Each line that holds the word "Παρατ" should be returned.

# [The data]

____

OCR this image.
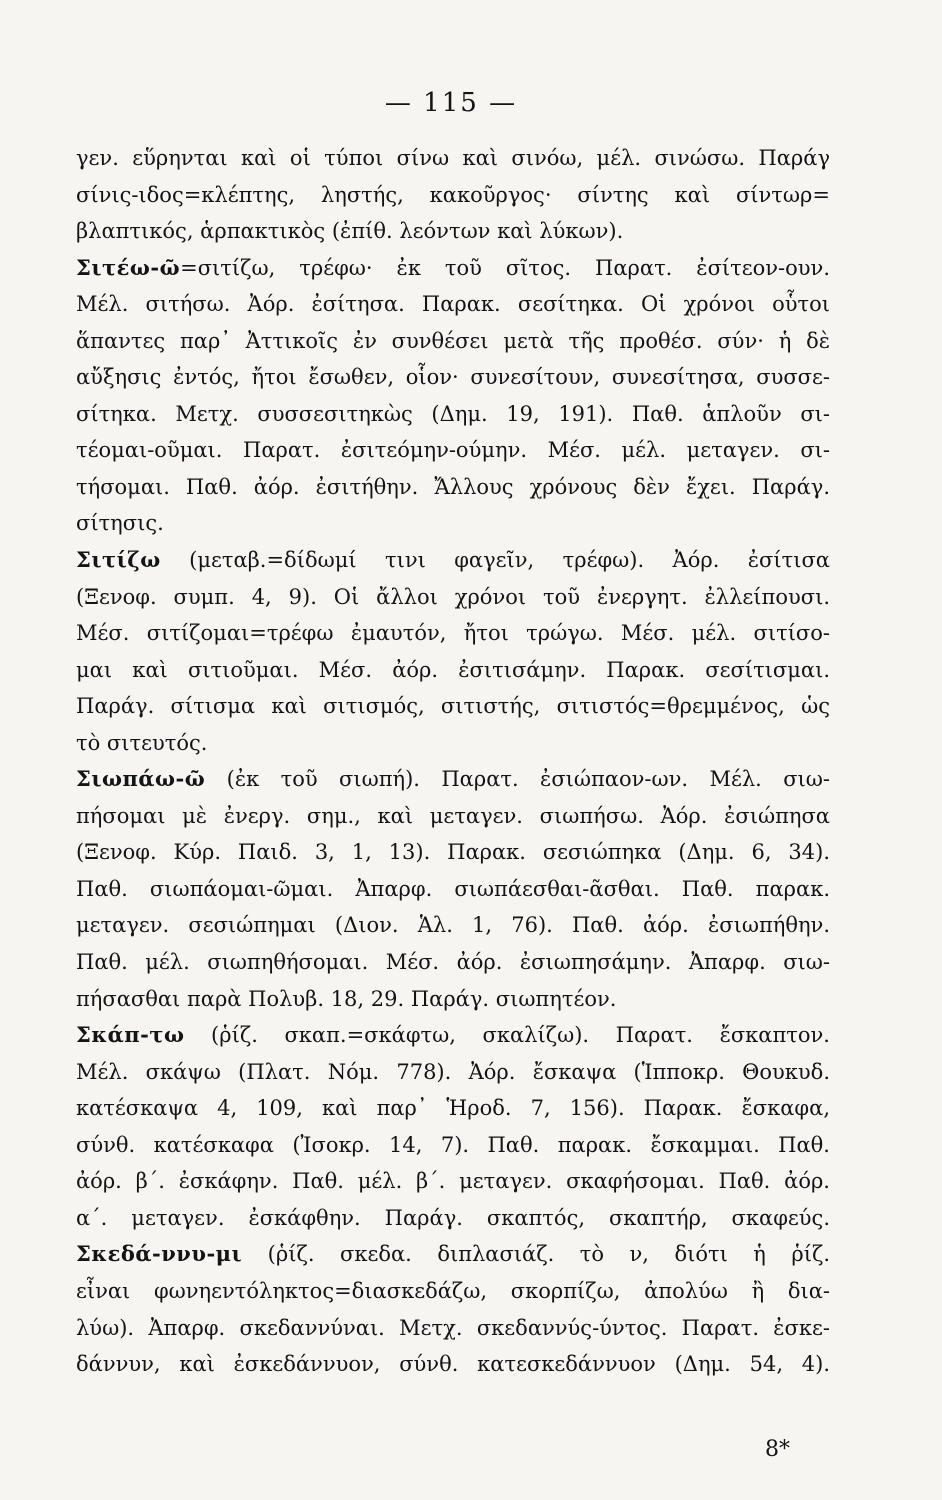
— 115 —
γεν. εὕρηνται καὶ οἱ τύποι σίνω καὶ σινόω, μέλ. σινώσω. Παράγ
σίνις-ιδος=κλέπτης, ληστής, κακοῦργος· σίντης καὶ σίντωρ=
βλαπτικός, ἁρπακτικὸς (ἐπίθ. λεόντων καὶ λύκων).
Σιτέω-ῶ=σιτίζω, τρέφω· ἐκ τοῦ σῖτος. Παρατ. ἐσίτεον-ουν.
Μέλ. σιτήσω. Ἀόρ. ἐσίτησα. Παρακ. σεσίτηκα. Οἱ χρόνοι οὗτοι
ἅπαντες παρ᾽ Ἀττικοῖς ἐν συνθέσει μετὰ τῆς προθέσ. σύν· ἡ δὲ
αὔξησις ἐντός, ἤτοι ἔσωθεν, οἷον· συνεσίτουν, συνεσίτησα, συσσε-
σίτηκα. Μετχ. συσσεσιτηκὼς (Δημ. 19, 191). Παθ. ἁπλοῦν σι-
τέομαι-οῦμαι. Παρατ. ἐσιτεόμην-ούμην. Μέσ. μέλ. μεταγεν. σι-
τήσομαι. Παθ. ἀόρ. ἐσιτήθην. Ἄλλους χρόνους δὲν ἔχει. Παράγ.
σίτησις.
Σιτίζω (μεταβ.=δίδωμί τινι φαγεῖν, τρέφω). Ἀόρ. ἐσίτισα
(Ξενοφ. συμπ. 4, 9). Οἱ ἄλλοι χρόνοι τοῦ ἐνεργητ. ἐλλείπουσι.
Μέσ. σιτίζομαι=τρέφω ἐμαυτόν, ἤτοι τρώγω. Μέσ. μέλ. σιτίσο-
μαι καὶ σιτιοῦμαι. Μέσ. ἀόρ. ἐσιτισάμην. Παρακ. σεσίτισμαι.
Παράγ. σίτισμα καὶ σιτισμός, σιτιστής, σιτιστός=θρεμμένος, ὡς
τὸ σιτευτός.
Σιωπάω-ῶ (ἐκ τοῦ σιωπή). Παρατ. ἐσιώπαον-ων. Μέλ. σιω-
πήσομαι μὲ ἐνεργ. σημ., καὶ μεταγεν. σιωπήσω. Ἀόρ. ἐσιώπησα
(Ξενοφ. Κύρ. Παιδ. 3, 1, 13). Παρακ. σεσιώπηκα (Δημ. 6, 34).
Παθ. σιωπάομαι-ῶμαι. Ἀπαρφ. σιωπάεσθαι-ᾶσθαι. Παθ. παρακ.
μεταγεν. σεσιώπημαι (Διον. Ἁλ. 1, 76). Παθ. ἀόρ. ἐσιωπήθην.
Παθ. μέλ. σιωπηθήσομαι. Μέσ. ἀόρ. ἐσιωπησάμην. Ἀπαρφ. σιω-
πήσασθαι παρὰ Πολυβ. 18, 29. Παράγ. σιωπητέον.
Σκάπ-τω (ῥίζ. σκαπ.=σκάφτω, σκαλίζω). Παρατ. ἔσκαπτον.
Μέλ. σκάψω (Πλατ. Νόμ. 778). Ἀόρ. ἔσκαψα (Ἱπποκρ. Θουκυδ.
κατέσκαψα 4, 109, καὶ παρ᾽ Ἡροδ. 7, 156). Παρακ. ἔσκαφα,
σύνθ. κατέσκαφα (Ἰσοκρ. 14, 7). Παθ. παρακ. ἔσκαμμαι. Παθ.
ἀόρ. β΄. ἐσκάφην. Παθ. μέλ. β΄. μεταγεν. σκαφήσομαι. Παθ. ἀόρ.
α΄. μεταγεν. ἐσκάφθην. Παράγ. σκαπτός, σκαπτήρ, σκαφεύς.
Σκεδά-ννυ-μι (ῥίζ. σκεδα. διπλασιάζ. τὸ ν, διότι ἡ ῥίζ.
εἶναι φωνηεντόληκτος=διασκεδάζω, σκορπίζω, ἀπολύω ἢ δια-
λύω). Ἀπαρφ. σκεδαννύναι. Μετχ. σκεδαννύς-ύντος. Παρατ. ἐσκε-
δάννυν, καὶ ἐσκεδάννυον, σύνθ. κατεσκεδάννυον (Δημ. 54, 4).
8*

____

# [Task output]
Σιτέω-ῶ=σιτίζω, τρέφω· ἐκ τοῦ σῖτος. Παρατ. ἐσίτεον-ουν.
τέομαι-οῦμαι. Παρατ. ἐσιτεόμην-ούμην. Μέσ. μέλ. μεταγεν. σι-
Σιωπάω-ῶ (ἐκ τοῦ σιωπή). Παρατ. ἐσιώπαον-ων. Μέλ. σιω-
Σκάπ-τω (ῥίζ. σκαπ.=σκάφτω, σκαλίζω). Παρατ. ἔσκαπτον.
λύω). Ἀπαρφ. σκεδαννύναι. Μετχ. σκεδαννύς-ύντος. Παρατ. ἐσκε-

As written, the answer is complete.